[Begin MATERIAL FOR THIS TASK]

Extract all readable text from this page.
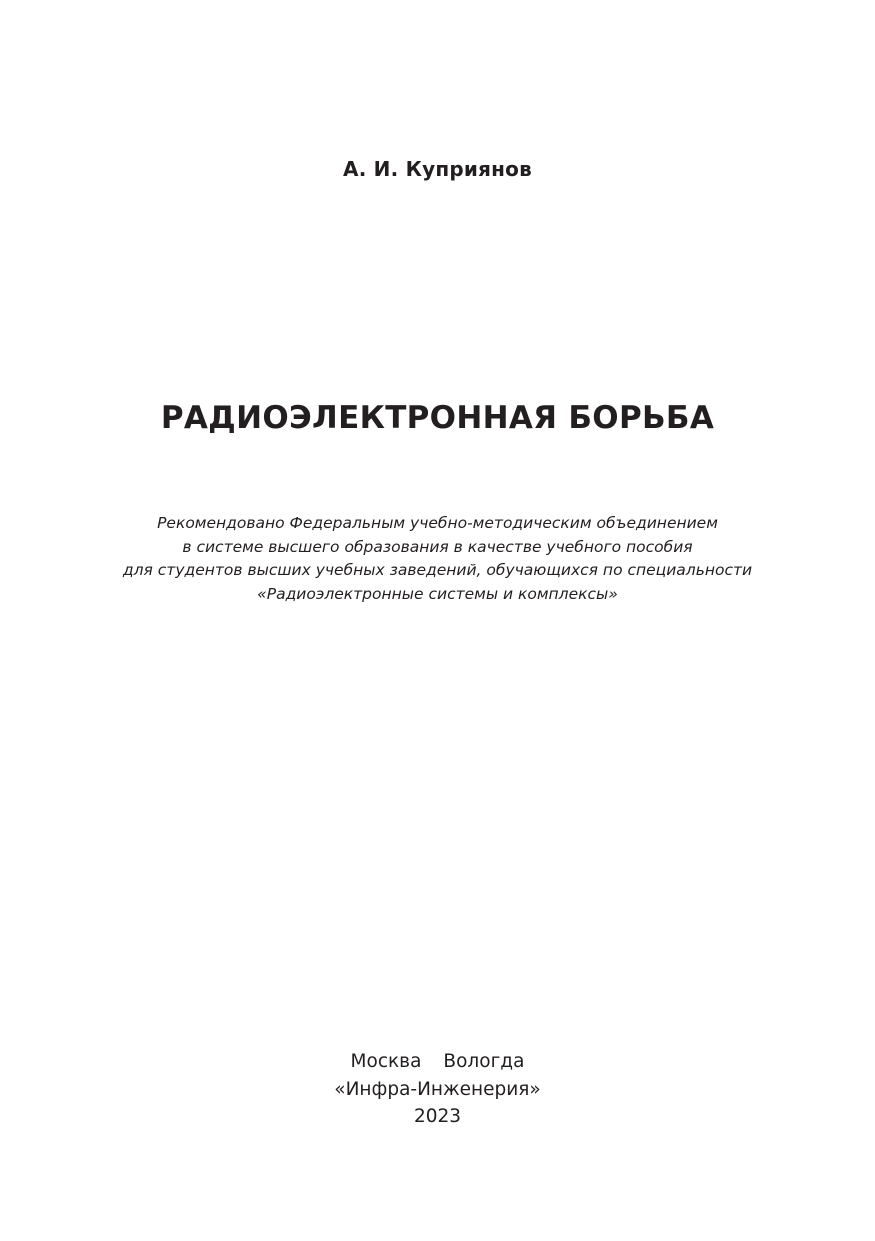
А. И. Куприянов
РАДИОЭЛЕКТРОННАЯ БОРЬБА
Рекомендовано Федеральным учебно-методическим объединением
в системе высшего образования в качестве учебного пособия
для студентов высших учебных заведений, обучающихся по специальности
«Радиоэлектронные системы и комплексы»
Москва Вологда
«Инфра-Инженерия»
2023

[End MATERIAL FOR THIS TASK]

Your task is to transcribe all of the records precisely, with no images included.

[SOLUTION]:
Extract all readable text from this page.
А. И. Куприянов
РАДИОЭЛЕКТРОННАЯ БОРЬБА
Рекомендовано Федеральным учебно-методическим объединением
в системе высшего образования в качестве учебного пособия
для студентов высших учебных заведений, обучающихся по специальности
«Радиоэлектронные системы и комплексы»
Москва Вологда
«Инфра-Инженерия»
2023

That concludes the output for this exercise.